> **Exercise data**:
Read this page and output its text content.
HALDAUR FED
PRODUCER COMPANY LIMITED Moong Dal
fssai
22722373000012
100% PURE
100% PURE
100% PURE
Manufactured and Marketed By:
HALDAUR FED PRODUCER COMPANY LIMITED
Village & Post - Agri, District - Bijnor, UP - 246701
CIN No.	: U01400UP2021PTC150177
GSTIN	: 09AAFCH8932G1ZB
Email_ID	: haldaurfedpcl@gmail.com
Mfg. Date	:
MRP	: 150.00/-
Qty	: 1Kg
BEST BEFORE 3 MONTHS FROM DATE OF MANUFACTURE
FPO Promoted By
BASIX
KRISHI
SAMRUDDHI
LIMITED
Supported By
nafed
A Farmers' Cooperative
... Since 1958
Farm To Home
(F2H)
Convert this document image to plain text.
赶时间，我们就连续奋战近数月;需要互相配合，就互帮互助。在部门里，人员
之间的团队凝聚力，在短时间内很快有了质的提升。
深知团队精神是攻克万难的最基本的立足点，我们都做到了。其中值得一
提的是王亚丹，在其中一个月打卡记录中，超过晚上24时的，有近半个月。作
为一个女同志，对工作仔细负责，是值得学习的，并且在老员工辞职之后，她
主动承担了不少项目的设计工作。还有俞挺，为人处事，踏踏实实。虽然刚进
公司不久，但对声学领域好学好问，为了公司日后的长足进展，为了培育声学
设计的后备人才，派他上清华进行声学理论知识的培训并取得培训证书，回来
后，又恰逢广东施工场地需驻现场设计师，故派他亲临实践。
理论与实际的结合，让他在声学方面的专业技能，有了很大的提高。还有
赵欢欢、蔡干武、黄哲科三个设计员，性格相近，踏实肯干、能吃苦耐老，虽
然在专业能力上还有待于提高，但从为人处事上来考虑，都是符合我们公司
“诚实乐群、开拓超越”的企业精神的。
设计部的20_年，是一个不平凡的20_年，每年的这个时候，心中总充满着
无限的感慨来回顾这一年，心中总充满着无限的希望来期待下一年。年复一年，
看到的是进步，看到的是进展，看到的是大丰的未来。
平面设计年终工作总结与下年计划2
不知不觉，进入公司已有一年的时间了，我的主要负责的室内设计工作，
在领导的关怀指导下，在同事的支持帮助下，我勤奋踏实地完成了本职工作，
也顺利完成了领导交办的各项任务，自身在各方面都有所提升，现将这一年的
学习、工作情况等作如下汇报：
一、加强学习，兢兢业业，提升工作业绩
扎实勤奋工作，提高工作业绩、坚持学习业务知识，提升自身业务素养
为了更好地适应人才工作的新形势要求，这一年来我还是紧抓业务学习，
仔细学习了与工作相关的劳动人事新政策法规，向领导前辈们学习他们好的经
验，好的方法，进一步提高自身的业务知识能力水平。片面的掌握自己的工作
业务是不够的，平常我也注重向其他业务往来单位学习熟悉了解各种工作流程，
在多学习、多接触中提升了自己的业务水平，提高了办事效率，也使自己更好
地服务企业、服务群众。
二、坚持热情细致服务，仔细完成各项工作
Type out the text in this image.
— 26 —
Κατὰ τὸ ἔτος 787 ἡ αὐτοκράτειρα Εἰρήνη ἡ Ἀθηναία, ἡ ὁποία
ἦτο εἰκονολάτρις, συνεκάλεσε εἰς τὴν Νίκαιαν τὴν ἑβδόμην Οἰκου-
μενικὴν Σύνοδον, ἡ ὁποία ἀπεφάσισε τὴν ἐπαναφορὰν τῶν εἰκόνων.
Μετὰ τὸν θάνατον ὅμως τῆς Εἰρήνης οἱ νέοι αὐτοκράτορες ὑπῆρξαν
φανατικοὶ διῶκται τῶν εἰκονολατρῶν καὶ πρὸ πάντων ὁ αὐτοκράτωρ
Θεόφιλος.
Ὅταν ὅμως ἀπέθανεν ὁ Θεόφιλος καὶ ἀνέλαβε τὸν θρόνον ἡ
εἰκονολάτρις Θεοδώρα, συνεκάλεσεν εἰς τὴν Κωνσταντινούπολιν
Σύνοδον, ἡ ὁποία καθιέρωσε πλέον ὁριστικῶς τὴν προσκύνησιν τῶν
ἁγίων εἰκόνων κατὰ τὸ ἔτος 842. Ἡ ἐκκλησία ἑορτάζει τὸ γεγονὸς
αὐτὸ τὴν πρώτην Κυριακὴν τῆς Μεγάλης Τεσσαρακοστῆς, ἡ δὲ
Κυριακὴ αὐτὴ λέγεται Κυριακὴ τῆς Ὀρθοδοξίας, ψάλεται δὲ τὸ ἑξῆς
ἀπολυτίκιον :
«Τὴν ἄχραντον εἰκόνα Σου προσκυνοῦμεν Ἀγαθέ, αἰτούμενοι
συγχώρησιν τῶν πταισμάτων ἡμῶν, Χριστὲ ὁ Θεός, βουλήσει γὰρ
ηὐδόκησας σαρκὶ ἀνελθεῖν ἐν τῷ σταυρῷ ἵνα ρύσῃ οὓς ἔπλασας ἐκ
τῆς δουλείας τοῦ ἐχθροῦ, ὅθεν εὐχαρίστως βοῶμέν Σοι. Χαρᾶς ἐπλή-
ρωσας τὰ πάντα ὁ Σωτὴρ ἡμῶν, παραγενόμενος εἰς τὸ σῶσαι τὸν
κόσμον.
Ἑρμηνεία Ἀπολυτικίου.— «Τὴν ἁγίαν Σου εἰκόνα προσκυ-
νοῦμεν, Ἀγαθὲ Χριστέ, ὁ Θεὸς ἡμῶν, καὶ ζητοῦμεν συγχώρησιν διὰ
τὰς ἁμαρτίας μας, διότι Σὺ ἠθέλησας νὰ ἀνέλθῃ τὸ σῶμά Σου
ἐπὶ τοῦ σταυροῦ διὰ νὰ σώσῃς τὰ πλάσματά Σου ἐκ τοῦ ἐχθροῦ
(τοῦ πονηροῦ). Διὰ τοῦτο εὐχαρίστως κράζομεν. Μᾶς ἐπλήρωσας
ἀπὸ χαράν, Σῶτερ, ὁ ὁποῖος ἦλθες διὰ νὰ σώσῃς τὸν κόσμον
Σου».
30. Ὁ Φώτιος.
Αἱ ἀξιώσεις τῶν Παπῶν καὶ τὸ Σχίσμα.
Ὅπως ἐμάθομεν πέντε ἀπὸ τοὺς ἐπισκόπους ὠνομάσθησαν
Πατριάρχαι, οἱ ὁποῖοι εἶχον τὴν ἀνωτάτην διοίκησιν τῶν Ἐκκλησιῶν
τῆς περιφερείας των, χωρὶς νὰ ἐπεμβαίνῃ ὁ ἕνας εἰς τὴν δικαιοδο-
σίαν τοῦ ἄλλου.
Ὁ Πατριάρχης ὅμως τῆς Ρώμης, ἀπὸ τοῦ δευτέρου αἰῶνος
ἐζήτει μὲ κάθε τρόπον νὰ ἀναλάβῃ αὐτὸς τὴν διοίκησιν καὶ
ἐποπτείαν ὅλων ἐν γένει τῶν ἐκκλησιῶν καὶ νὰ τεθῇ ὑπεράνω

> **Do this**:
Copy all data exactly, start to finish.

> **Full solution**:
Read this page and output its text content.
HALDAUR FED
PRODUCER COMPANY LIMITED Moong Dal
fssai
22722373000012
100% PURE
100% PURE
100% PURE
Manufactured and Marketed By:
HALDAUR FED PRODUCER COMPANY LIMITED
Village & Post - Agri, District - Bijnor, UP - 246701
CIN No.	: U01400UP2021PTC150177
GSTIN	: 09AAFCH8932G1ZB
Email_ID	: haldaurfedpcl@gmail.com
Mfg. Date	:
MRP	: 150.00/-
Qty	: 1Kg
BEST BEFORE 3 MONTHS FROM DATE OF MANUFACTURE
FPO Promoted By
BASIX
KRISHI
SAMRUDDHI
LIMITED
Supported By
nafed
A Farmers' Cooperative
... Since 1958
Farm To Home
(F2H)
Convert this document image to plain text.
赶时间，我们就连续奋战近数月;需要互相配合，就互帮互助。在部门里，人员
之间的团队凝聚力，在短时间内很快有了质的提升。
深知团队精神是攻克万难的最基本的立足点，我们都做到了。其中值得一
提的是王亚丹，在其中一个月打卡记录中，超过晚上24时的，有近半个月。作
为一个女同志，对工作仔细负责，是值得学习的，并且在老员工辞职之后，她
主动承担了不少项目的设计工作。还有俞挺，为人处事，踏踏实实。虽然刚进
公司不久，但对声学领域好学好问，为了公司日后的长足进展，为了培育声学
设计的后备人才，派他上清华进行声学理论知识的培训并取得培训证书，回来
后，又恰逢广东施工场地需驻现场设计师，故派他亲临实践。
理论与实际的结合，让他在声学方面的专业技能，有了很大的提高。还有
赵欢欢、蔡干武、黄哲科三个设计员，性格相近，踏实肯干、能吃苦耐老，虽
然在专业能力上还有待于提高，但从为人处事上来考虑，都是符合我们公司
“诚实乐群、开拓超越”的企业精神的。
设计部的20_年，是一个不平凡的20_年，每年的这个时候，心中总充满着
无限的感慨来回顾这一年，心中总充满着无限的希望来期待下一年。年复一年，
看到的是进步，看到的是进展，看到的是大丰的未来。
平面设计年终工作总结与下年计划2
不知不觉，进入公司已有一年的时间了，我的主要负责的室内设计工作，
在领导的关怀指导下，在同事的支持帮助下，我勤奋踏实地完成了本职工作，
也顺利完成了领导交办的各项任务，自身在各方面都有所提升，现将这一年的
学习、工作情况等作如下汇报：
一、加强学习，兢兢业业，提升工作业绩
扎实勤奋工作，提高工作业绩、坚持学习业务知识，提升自身业务素养
为了更好地适应人才工作的新形势要求，这一年来我还是紧抓业务学习，
仔细学习了与工作相关的劳动人事新政策法规，向领导前辈们学习他们好的经
验，好的方法，进一步提高自身的业务知识能力水平。片面的掌握自己的工作
业务是不够的，平常我也注重向其他业务往来单位学习熟悉了解各种工作流程，
在多学习、多接触中提升了自己的业务水平，提高了办事效率，也使自己更好
地服务企业、服务群众。
二、坚持热情细致服务，仔细完成各项工作
Type out the text in this image.
— 26 —
Κατὰ τὸ ἔτος 787 ἡ αὐτοκράτειρα Εἰρήνη ἡ Ἀθηναία, ἡ ὁποία
ἦτο εἰκονολάτρις, συνεκάλεσε εἰς τὴν Νίκαιαν τὴν ἑβδόμην Οἰκου-
μενικὴν Σύνοδον, ἡ ὁποία ἀπεφάσισε τὴν ἐπαναφορὰν τῶν εἰκόνων.
Μετὰ τὸν θάνατον ὅμως τῆς Εἰρήνης οἱ νέοι αὐτοκράτορες ὑπῆρξαν
φανατικοὶ διῶκται τῶν εἰκονολατρῶν καὶ πρὸ πάντων ὁ αὐτοκράτωρ
Θεόφιλος.
Ὅταν ὅμως ἀπέθανεν ὁ Θεόφιλος καὶ ἀνέλαβε τὸν θρόνον ἡ
εἰκονολάτρις Θεοδώρα, συνεκάλεσεν εἰς τὴν Κωνσταντινούπολιν
Σύνοδον, ἡ ὁποία καθιέρωσε πλέον ὁριστικῶς τὴν προσκύνησιν τῶν
ἁγίων εἰκόνων κατὰ τὸ ἔτος 842. Ἡ ἐκκλησία ἑορτάζει τὸ γεγονὸς
αὐτὸ τὴν πρώτην Κυριακὴν τῆς Μεγάλης Τεσσαρακοστῆς, ἡ δὲ
Κυριακὴ αὐτὴ λέγεται Κυριακὴ τῆς Ὀρθοδοξίας, ψάλεται δὲ τὸ ἑξῆς
ἀπολυτίκιον :
«Τὴν ἄχραντον εἰκόνα Σου προσκυνοῦμεν Ἀγαθέ, αἰτούμενοι
συγχώρησιν τῶν πταισμάτων ἡμῶν, Χριστὲ ὁ Θεός, βουλήσει γὰρ
ηὐδόκησας σαρκὶ ἀνελθεῖν ἐν τῷ σταυρῷ ἵνα ρύσῃ οὓς ἔπλασας ἐκ
τῆς δουλείας τοῦ ἐχθροῦ, ὅθεν εὐχαρίστως βοῶμέν Σοι. Χαρᾶς ἐπλή-
ρωσας τὰ πάντα ὁ Σωτὴρ ἡμῶν, παραγενόμενος εἰς τὸ σῶσαι τὸν
κόσμον.
Ἑρμηνεία Ἀπολυτικίου.— «Τὴν ἁγίαν Σου εἰκόνα προσκυ-
νοῦμεν, Ἀγαθὲ Χριστέ, ὁ Θεὸς ἡμῶν, καὶ ζητοῦμεν συγχώρησιν διὰ
τὰς ἁμαρτίας μας, διότι Σὺ ἠθέλησας νὰ ἀνέλθῃ τὸ σῶμά Σου
ἐπὶ τοῦ σταυροῦ διὰ νὰ σώσῃς τὰ πλάσματά Σου ἐκ τοῦ ἐχθροῦ
(τοῦ πονηροῦ). Διὰ τοῦτο εὐχαρίστως κράζομεν. Μᾶς ἐπλήρωσας
ἀπὸ χαράν, Σῶτερ, ὁ ὁποῖος ἦλθες διὰ νὰ σώσῃς τὸν κόσμον
Σου».
30. Ὁ Φώτιος.
Αἱ ἀξιώσεις τῶν Παπῶν καὶ τὸ Σχίσμα.
Ὅπως ἐμάθομεν πέντε ἀπὸ τοὺς ἐπισκόπους ὠνομάσθησαν
Πατριάρχαι, οἱ ὁποῖοι εἶχον τὴν ἀνωτάτην διοίκησιν τῶν Ἐκκλησιῶν
τῆς περιφερείας των, χωρὶς νὰ ἐπεμβαίνῃ ὁ ἕνας εἰς τὴν δικαιοδο-
σίαν τοῦ ἄλλου.
Ὁ Πατριάρχης ὅμως τῆς Ρώμης, ἀπὸ τοῦ δευτέρου αἰῶνος
ἐζήτει μὲ κάθε τρόπον νὰ ἀναλάβῃ αὐτὸς τὴν διοίκησιν καὶ
ἐποπτείαν ὅλων ἐν γένει τῶν ἐκκλησιῶν καὶ νὰ τεθῇ ὑπεράνω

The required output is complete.